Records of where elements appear
════

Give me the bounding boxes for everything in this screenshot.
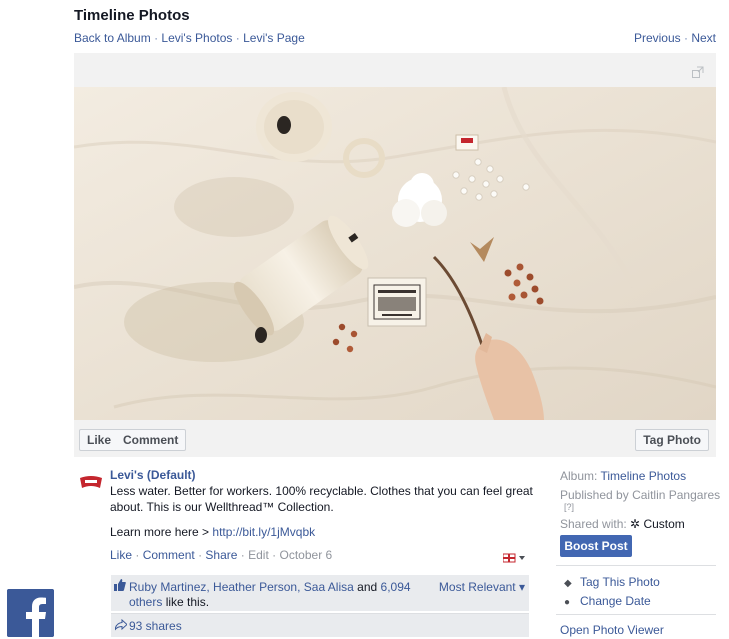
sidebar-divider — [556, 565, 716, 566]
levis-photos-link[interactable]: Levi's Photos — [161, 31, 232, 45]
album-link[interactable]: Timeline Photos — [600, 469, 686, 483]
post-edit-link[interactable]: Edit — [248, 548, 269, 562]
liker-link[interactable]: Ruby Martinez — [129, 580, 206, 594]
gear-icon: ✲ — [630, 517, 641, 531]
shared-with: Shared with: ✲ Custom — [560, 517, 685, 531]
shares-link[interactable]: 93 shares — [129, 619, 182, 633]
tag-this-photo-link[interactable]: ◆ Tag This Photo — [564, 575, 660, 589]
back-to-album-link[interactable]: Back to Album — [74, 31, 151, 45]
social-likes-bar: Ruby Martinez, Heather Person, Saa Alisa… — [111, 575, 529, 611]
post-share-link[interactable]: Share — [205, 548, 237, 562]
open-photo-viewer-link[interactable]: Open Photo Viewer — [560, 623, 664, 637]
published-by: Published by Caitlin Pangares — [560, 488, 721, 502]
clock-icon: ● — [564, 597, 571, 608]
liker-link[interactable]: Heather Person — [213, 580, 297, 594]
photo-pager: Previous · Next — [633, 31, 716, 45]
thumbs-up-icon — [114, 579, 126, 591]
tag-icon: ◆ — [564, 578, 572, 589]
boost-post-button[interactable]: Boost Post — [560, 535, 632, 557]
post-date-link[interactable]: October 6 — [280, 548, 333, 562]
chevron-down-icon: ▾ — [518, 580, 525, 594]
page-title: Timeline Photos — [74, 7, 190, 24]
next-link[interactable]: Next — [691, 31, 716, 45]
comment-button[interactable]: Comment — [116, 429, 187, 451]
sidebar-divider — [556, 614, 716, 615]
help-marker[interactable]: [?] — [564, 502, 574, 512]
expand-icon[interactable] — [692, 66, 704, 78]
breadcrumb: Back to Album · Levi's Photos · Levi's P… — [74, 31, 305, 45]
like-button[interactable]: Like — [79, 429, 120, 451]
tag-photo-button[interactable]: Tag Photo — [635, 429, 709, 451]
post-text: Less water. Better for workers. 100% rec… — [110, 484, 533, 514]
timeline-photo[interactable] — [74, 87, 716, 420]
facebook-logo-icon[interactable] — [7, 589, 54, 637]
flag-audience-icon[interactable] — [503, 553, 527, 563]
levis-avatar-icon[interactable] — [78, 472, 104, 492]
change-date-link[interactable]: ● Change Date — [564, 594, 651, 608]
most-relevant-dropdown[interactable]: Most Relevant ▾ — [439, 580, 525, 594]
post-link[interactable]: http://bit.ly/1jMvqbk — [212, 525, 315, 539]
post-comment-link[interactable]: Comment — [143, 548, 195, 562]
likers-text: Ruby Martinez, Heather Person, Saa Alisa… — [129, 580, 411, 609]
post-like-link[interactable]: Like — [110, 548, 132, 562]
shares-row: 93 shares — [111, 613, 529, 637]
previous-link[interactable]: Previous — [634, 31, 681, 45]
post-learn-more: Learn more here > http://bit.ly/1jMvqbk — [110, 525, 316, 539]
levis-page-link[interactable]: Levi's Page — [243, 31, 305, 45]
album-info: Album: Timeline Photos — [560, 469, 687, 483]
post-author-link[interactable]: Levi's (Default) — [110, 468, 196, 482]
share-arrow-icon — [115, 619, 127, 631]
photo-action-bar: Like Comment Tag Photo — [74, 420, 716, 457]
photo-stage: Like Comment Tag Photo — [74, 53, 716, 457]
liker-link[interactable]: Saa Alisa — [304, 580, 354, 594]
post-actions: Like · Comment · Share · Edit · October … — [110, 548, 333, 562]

════

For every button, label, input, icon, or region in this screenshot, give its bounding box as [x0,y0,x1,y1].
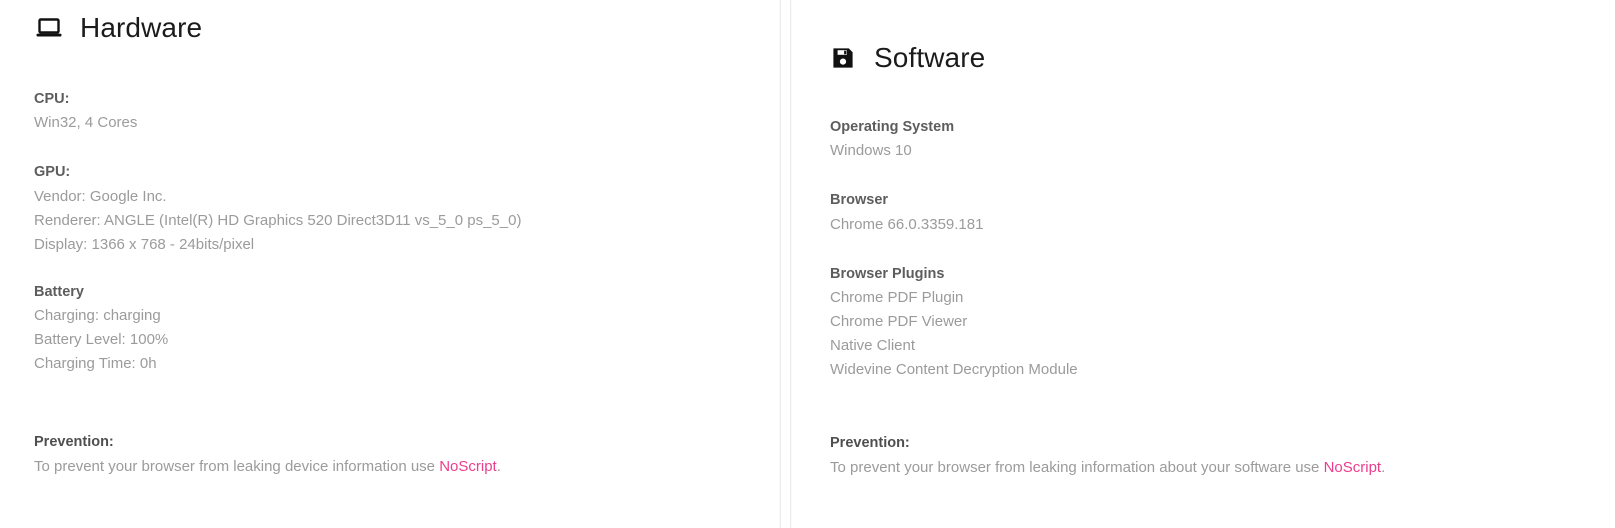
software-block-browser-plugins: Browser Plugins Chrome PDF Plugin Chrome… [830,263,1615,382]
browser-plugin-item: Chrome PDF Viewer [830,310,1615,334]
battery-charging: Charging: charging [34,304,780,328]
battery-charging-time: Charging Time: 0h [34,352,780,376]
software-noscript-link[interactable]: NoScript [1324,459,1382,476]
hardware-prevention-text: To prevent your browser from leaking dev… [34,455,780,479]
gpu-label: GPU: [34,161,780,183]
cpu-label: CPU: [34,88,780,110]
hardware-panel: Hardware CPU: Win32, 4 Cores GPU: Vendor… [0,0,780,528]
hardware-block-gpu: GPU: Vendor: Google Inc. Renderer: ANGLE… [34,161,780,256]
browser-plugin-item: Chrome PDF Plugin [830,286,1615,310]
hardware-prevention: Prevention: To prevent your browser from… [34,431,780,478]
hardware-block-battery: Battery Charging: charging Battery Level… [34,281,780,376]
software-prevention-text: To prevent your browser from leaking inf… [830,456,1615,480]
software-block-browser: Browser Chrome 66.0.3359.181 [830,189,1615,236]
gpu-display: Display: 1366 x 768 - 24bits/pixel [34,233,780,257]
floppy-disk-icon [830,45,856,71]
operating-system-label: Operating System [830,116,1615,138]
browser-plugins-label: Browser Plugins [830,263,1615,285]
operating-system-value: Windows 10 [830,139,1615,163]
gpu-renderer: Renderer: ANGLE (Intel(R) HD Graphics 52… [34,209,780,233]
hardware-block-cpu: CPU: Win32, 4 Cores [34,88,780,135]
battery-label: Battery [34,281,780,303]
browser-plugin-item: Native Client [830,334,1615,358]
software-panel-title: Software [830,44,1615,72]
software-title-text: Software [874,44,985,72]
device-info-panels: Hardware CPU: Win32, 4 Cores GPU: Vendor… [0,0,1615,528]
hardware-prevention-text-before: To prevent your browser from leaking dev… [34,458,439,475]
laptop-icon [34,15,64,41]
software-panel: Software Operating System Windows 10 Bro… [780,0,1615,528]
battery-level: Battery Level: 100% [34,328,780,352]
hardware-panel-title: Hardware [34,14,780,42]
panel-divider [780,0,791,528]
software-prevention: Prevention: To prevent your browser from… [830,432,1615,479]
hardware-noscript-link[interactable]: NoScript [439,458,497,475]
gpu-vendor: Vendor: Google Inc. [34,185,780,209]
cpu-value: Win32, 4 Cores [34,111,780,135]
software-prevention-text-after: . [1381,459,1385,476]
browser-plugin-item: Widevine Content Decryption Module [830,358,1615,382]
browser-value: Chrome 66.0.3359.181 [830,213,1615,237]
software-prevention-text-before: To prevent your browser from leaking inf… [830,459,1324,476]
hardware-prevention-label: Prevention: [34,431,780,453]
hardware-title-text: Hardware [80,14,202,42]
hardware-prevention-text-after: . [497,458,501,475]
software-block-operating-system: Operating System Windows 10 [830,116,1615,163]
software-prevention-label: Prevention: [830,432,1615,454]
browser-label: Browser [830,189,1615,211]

════

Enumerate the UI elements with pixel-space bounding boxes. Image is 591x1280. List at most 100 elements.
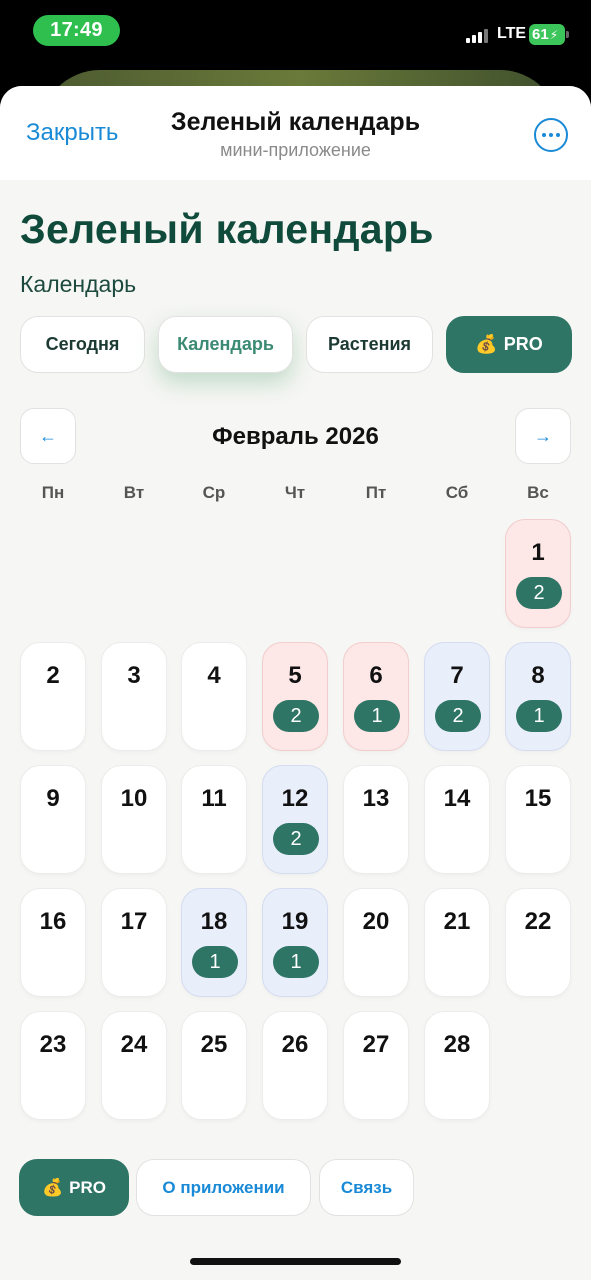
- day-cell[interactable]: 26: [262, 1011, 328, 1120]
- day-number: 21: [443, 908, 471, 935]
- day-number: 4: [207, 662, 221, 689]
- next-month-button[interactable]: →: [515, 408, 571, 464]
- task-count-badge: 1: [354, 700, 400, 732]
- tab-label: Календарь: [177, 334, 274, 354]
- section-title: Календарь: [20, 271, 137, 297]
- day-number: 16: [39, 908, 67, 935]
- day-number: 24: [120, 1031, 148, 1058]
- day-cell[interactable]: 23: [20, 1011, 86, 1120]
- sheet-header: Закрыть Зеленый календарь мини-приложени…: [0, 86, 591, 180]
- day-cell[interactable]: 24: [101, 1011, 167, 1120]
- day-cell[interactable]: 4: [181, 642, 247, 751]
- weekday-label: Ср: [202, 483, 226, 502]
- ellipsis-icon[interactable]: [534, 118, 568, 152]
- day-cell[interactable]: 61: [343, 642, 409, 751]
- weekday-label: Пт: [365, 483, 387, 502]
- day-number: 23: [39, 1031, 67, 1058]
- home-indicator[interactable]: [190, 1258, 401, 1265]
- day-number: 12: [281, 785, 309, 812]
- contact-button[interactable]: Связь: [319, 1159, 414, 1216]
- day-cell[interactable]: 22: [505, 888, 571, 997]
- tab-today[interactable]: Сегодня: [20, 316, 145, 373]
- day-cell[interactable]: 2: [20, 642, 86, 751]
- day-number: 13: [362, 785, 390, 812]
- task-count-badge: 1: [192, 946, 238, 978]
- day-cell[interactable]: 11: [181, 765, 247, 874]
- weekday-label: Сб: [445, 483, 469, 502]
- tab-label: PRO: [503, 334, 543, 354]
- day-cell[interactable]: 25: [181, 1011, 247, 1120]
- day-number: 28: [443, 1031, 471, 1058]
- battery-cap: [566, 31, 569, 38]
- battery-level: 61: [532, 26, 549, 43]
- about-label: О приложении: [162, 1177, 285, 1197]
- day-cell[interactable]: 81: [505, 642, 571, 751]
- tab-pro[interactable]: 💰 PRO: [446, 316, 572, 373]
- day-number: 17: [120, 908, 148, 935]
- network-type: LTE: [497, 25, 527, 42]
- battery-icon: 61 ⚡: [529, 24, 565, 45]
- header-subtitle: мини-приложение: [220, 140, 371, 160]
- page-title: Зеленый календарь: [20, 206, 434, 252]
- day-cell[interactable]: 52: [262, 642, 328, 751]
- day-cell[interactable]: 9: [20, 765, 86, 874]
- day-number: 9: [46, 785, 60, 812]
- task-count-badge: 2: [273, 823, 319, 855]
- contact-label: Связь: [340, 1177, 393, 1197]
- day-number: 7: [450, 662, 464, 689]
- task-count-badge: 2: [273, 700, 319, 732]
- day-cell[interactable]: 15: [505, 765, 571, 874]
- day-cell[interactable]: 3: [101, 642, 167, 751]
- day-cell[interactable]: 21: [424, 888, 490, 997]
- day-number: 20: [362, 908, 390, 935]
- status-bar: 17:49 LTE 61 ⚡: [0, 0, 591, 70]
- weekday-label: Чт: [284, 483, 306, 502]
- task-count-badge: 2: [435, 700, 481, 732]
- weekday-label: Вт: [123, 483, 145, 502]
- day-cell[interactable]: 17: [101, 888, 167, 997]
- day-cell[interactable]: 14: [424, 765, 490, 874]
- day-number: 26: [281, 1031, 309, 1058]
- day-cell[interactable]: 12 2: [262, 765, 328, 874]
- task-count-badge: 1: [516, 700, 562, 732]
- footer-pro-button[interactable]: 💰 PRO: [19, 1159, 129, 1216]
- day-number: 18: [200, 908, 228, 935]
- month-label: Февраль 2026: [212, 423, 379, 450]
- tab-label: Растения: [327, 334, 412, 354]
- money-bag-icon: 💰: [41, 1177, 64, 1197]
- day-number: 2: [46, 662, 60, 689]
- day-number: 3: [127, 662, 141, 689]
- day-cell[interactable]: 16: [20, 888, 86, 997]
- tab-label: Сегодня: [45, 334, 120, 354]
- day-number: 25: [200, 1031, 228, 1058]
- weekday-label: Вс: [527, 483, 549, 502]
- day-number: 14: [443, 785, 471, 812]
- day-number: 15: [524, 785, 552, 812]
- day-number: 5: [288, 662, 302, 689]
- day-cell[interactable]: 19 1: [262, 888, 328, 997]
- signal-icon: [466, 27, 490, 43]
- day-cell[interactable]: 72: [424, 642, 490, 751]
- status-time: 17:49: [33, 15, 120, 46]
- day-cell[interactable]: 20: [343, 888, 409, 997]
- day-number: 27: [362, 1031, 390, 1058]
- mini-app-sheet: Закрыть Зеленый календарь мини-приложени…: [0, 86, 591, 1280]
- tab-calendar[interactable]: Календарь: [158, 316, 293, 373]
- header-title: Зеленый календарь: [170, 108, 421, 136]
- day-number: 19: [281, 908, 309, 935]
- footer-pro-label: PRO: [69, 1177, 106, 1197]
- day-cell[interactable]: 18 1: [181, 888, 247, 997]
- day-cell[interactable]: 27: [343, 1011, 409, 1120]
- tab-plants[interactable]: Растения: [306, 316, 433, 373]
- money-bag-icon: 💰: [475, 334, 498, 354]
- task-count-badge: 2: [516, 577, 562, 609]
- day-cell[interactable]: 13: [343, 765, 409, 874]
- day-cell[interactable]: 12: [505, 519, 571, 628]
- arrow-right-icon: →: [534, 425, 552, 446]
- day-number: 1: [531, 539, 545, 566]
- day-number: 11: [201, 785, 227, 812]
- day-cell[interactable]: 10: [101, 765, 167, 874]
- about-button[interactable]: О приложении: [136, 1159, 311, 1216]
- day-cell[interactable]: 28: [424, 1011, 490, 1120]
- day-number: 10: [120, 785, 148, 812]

════

Stated task: Copy the records from the line containing "sidebar-divider — [556, 565, 716, 566]" through the line containing "shares-link[interactable]: 93 shares", renaming "Timeline Photos" to "Mobile Uploads" and keeping everything else the same.

Expected answer:
sidebar-divider — [556, 565, 716, 566]
levis-photos-link[interactable]: Levi's Photos — [161, 31, 232, 45]
album-link[interactable]: Mobile Uploads — [600, 469, 686, 483]
post-edit-link[interactable]: Edit — [248, 548, 269, 562]
liker-link[interactable]: Ruby Martinez — [129, 580, 206, 594]
gear-icon: ✲ — [630, 517, 641, 531]
shared-with: Shared with: ✲ Custom — [560, 517, 685, 531]
shares-link[interactable]: 93 shares — [129, 619, 182, 633]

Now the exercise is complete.